Restate, word for word, every line of the data.

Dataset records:
==================================================
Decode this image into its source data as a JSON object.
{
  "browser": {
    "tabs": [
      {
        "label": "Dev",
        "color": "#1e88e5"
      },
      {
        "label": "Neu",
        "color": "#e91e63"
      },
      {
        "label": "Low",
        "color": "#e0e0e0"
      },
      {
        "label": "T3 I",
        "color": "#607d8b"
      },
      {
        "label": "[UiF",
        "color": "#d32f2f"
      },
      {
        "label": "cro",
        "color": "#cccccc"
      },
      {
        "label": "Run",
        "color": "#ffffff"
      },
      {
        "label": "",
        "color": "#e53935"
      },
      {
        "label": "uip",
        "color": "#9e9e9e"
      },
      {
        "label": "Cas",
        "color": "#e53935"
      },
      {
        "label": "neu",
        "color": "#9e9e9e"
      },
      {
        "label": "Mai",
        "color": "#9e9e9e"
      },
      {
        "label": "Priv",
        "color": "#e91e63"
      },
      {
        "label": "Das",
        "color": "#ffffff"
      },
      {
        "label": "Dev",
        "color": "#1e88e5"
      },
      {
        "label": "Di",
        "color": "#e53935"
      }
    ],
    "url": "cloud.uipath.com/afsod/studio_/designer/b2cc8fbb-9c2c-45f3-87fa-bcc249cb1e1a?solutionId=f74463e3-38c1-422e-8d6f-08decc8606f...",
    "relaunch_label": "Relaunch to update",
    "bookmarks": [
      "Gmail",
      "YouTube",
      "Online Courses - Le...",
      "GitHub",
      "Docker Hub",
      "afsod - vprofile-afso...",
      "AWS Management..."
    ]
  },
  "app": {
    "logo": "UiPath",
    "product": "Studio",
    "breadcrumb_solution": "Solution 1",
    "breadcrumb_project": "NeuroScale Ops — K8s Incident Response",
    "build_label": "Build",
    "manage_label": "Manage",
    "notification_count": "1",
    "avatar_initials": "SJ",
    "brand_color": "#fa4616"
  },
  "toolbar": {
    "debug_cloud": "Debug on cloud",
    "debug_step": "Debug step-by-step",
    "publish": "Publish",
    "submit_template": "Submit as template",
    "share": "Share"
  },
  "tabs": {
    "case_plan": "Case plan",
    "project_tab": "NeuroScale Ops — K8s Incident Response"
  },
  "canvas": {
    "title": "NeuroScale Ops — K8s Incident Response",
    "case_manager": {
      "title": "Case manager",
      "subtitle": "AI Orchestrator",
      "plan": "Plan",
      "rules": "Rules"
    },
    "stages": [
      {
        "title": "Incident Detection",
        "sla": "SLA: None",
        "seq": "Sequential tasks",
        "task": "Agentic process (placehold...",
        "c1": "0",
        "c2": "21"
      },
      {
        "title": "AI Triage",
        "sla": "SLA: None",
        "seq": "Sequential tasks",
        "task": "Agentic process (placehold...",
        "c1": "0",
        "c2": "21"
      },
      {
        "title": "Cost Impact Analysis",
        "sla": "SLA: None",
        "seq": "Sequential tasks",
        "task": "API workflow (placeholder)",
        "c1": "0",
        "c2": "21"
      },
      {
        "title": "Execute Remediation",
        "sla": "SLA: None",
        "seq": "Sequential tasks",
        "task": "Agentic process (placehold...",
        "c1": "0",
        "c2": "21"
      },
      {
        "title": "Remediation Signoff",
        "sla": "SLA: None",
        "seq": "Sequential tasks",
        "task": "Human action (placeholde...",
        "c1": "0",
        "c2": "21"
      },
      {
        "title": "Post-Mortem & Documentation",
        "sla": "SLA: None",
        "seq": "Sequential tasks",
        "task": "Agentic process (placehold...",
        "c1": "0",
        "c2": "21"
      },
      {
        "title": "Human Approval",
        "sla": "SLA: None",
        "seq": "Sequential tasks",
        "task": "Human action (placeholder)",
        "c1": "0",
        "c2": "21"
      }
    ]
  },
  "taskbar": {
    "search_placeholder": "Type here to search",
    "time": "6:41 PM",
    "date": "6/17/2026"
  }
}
==================================================
:: Task solution ::
Decode this image into its source data as a JSON object.
{
  "browser": {
    "tabs": [
      {
        "label": "Dev",
        "color": "#1e88e5"
      },
      {
        "label": "Neu",
        "color": "#e91e63"
      },
      {
        "label": "Low",
        "color": "#e0e0e0"
      },
      {
        "label": "T3 I",
        "color": "#607d8b"
      },
      {
        "label": "[UiF",
        "color": "#d32f2f"
      },
      {
        "label": "cro",
        "color": "#cccccc"
      },
      {
        "label": "Run",
        "color": "#ffffff"
      },
      {
        "label": "",
        "color": "#e53935"
      },
      {
        "label": "uip",
        "color": "#9e9e9e"
      },
      {
        "label": "Cas",
        "color": "#e53935"
      },
      {
        "label": "neu",
        "color": "#9e9e9e"
      },
      {
        "label": "Mai",
        "color": "#9e9e9e"
      },
      {
        "label": "Priv",
        "color": "#e91e63"
      },
      {
        "label": "Das",
        "color": "#ffffff"
      },
      {
        "label": "Dev",
        "color": "#1e88e5"
      },
      {
        "label": "Di",
        "color": "#e53935"
      }
    ],
    "url": "cloud.uipath.com/afsod/studio_/designer/b2cc8fbb-9c2c-45f3-87fa-bcc249cb1e1a?solutionId=f74463e3-38c1-422e-8d6f-08decc8606f...",
    "relaunch_label": "Relaunch to update",
    "bookmarks": [
      "Gmail",
      "YouTube",
      "Online Courses - Le...",
      "GitHub",
      "Docker Hub",
      "afsod - vprofile-afso...",
      "AWS Management..."
    ]
  },
  "app": {
    "logo": "UiPath",
    "product": "Studio",
    "breadcrumb_solution": "Solution 1",
    "breadcrumb_project": "NeuroScale Ops — K8s Incident Response",
    "build_label": "Build",
    "manage_label": "Manage",
    "notification_count": "1",
    "avatar_initials": "SJ",
    "brand_color": "#fa4616"
  },
  "toolbar": {
    "debug_cloud": "Debug on cloud",
    "debug_step": "Debug step-by-step",
    "publish": "Publish",
    "submit_template": "Submit as template",
    "share": "Share"
  },
  "tabs": {
    "case_plan": "Case plan",
    "project_tab": "NeuroScale Ops — K8s Incident Response"
  },
  "canvas": {
    "title": "NeuroScale Ops — K8s Incident Response",
    "case_manager": {
      "title": "Case manager",
      "subtitle": "AI Orchestrator",
      "plan": "Plan",
      "rules": "Rules"
    },
    "stages": [
      {
        "title": "Incident Detection",
        "sla": "SLA: None",
        "seq": "Sequential tasks",
        "task": "Agentic process (placehold...",
        "c1": "0",
        "c2": "21"
      },
      {
        "title": "AI Triage",
        "sla": "SLA: None",
        "seq": "Sequential tasks",
        "task": "Agentic process (placehold...",
        "c1": "0",
        "c2": "21"
      },
      {
        "title": "Cost Impact Analysis",
        "sla": "SLA: None",
        "seq": "Sequential tasks",
        "task": "API workflow (placeholder)",
        "c1": "0",
        "c2": "21"
      },
      {
        "title": "Execute Remediation",
        "sla": "SLA: None",
        "seq": "Sequential tasks",
        "task": "Agentic process (placehold...",
        "c1": "0",
        "c2": "21"
      },
      {
        "title": "Remediation Signoff",
        "sla": "SLA: None",
        "seq": "Sequential tasks",
        "task": "Human action (placeholde...",
        "c1": "0",
        "c2": "21"
      },
      {
        "title": "Post-Mortem & Documentation",
        "sla": "SLA: None",
        "seq": "Sequential tasks",
        "task": "Agentic process (placehold...",
        "c1": "0",
        "c2": "21"
      },
      {
        "title": "Human Approval",
        "sla": "SLA: None",
        "seq": "Sequential tasks",
        "task": "Human action (placeholder)",
        "c1": "0",
        "c2": "21"
      }
    ]
  },
  "taskbar": {
    "search_placeholder": "Type here to search",
    "time": "6:41 PM",
    "date": "6/17/2026"
  }
}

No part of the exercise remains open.